## AUSGEWÄHLTER AUSZUG
+ + +
Rene Rast folgt beim großen Saisonfinale der Formel E mit sechs Rennen in Berlin (05.-13. August) im Audi-Werksteam auf Daniel Abt. Der Rauswurf des Kempteners in Folge eines Skandals bei einem virtuellen Rennen der Formel E war das große Motorsport-Thema der vergangenen Wochen - und kochte mit der heutigen Rast-Bekanntgabe durch Audi noch einmal auf.

In den sozialen Netzwerken wird schon seit längerer Zeit wild debattiert, ob Audi nur einen Vorwand gesucht habe, Abt vor die Tür zu setzen, um den zweifachen DTM-Champion Rast im Formel-E-Team unterzubringen. So sei der Eklat um seine Person angeblich die perfekte Gelegenheit gewesen, Abt mit sofortiger Wirkung zu feuern.

Was bei diesen Spekulationen oftmals nicht berücksichtigt wird: Abt hatte schon vor dem Eklat geplant, seinen Abschied von Audis Formel-E-Team nach sechs gemeinsamen Jahren bekanntzugeben. Das berichtete Motorsport-Magazin.com unter Berufung auf unterschiedliche Quellen bereits am 29. Mai, drei Tage nach seiner Suspendierung.

Abt bestätigt Bericht von Motorsport-Magazin.com

In dieser Woche bestätigte Abt dies zudem während einer Live-Übertragung auf seinem Twitch-Kanal. Auf die Frage eines Zuschauers, ob diese Gerüchte der Wahrheit entsprechen, antwortete Abt: "Ja, die stimmen. Ich bin nur nicht dazu gekommen. Eine Woche später hätte ich einen Termin gehabt."
+ + +
## ZEILENÜBERSICHT
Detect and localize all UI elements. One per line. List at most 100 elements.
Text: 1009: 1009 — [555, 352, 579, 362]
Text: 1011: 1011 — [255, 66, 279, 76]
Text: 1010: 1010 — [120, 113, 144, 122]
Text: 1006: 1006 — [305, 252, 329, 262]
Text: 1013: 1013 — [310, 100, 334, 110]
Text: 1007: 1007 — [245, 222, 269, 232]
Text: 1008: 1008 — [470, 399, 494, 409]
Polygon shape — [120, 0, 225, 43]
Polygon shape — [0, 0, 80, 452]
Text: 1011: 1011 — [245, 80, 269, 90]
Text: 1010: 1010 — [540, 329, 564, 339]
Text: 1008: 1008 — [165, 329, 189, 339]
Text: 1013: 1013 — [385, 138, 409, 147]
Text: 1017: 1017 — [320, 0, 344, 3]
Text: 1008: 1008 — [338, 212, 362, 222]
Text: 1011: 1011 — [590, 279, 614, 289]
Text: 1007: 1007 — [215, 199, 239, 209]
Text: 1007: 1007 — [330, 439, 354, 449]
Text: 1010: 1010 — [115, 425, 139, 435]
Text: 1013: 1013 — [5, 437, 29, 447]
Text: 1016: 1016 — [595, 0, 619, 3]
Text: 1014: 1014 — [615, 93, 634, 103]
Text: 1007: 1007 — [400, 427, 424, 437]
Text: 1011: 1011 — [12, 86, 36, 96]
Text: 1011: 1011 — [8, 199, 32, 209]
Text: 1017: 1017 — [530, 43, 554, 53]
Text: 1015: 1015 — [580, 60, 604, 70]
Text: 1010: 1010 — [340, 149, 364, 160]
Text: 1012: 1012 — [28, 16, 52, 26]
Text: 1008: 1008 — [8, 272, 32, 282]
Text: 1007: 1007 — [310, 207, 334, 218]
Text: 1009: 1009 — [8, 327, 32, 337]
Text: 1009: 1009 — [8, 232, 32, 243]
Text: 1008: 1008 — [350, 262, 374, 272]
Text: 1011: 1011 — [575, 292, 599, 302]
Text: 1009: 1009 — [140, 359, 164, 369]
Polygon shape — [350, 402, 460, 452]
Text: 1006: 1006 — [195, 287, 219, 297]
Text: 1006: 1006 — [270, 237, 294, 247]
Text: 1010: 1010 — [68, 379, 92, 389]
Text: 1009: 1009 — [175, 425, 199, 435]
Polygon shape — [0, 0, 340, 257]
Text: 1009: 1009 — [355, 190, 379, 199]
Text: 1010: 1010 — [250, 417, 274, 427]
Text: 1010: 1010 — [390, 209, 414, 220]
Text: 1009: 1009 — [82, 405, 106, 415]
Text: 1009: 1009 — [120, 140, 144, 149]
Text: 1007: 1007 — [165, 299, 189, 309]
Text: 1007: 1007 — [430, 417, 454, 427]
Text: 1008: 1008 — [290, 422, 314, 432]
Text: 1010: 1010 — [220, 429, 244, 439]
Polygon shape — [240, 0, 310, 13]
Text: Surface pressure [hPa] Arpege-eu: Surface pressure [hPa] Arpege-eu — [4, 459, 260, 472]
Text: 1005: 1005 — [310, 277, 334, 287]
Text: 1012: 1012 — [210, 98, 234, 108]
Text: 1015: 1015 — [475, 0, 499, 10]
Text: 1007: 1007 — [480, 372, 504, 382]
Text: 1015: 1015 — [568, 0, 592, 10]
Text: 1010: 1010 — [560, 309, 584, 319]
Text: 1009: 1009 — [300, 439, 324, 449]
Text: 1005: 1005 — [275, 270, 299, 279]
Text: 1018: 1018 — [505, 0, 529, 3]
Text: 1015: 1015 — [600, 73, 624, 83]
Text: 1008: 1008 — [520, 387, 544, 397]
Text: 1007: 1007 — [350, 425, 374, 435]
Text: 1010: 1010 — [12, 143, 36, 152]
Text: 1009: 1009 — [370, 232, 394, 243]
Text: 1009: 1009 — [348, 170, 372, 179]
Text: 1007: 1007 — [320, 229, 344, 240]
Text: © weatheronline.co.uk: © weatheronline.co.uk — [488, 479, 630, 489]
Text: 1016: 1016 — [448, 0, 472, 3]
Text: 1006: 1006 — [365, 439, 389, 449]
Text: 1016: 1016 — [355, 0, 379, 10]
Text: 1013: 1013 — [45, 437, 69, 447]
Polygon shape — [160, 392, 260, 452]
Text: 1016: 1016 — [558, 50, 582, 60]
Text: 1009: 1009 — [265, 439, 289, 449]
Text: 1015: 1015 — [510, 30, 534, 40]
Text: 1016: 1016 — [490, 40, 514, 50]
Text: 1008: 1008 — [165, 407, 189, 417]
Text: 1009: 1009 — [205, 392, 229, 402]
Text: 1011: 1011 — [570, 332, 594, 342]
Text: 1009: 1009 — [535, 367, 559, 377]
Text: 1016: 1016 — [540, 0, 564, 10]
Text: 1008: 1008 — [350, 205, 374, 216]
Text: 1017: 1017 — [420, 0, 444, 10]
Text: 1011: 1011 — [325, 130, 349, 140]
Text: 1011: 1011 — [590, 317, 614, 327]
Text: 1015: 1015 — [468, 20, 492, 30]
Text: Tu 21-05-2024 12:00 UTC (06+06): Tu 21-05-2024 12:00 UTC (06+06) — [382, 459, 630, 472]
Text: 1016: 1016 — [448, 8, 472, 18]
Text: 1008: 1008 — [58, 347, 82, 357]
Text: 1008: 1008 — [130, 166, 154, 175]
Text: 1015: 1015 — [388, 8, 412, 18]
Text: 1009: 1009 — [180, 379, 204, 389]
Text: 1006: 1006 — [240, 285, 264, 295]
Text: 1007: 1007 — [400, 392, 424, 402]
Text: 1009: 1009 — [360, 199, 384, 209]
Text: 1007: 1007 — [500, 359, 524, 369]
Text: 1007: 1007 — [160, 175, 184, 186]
+ + +
Schreibe aus dem Auszug über Rene Rasts Einstieg ins Formel-E-Team von Audi alles von „In den sozialen“ bis hinunter zu „nach seiner Suspendierung.“ erneut ab. Ersetze dabei „Eklat“ durch „Skandal“.

In den sozialen Netzwerken wird schon seit längerer Zeit wild debattiert, ob Audi nur einen Vorwand gesucht habe, Abt vor die Tür zu setzen, um den zweifachen DTM-Champion Rast im Formel-E-Team unterzubringen. So sei der Skandal um seine Person angeblich die perfekte Gelegenheit gewesen, Abt mit sofortiger Wirkung zu feuern.

Was bei diesen Spekulationen oftmals nicht berücksichtigt wird: Abt hatte schon vor dem Skandal geplant, seinen Abschied von Audis Formel-E-Team nach sechs gemeinsamen Jahren bekanntzugeben. Das berichtete Motorsport-Magazin.com unter Berufung auf unterschiedliche Quellen bereits am 29. Mai, drei Tage nach seiner Suspendierung.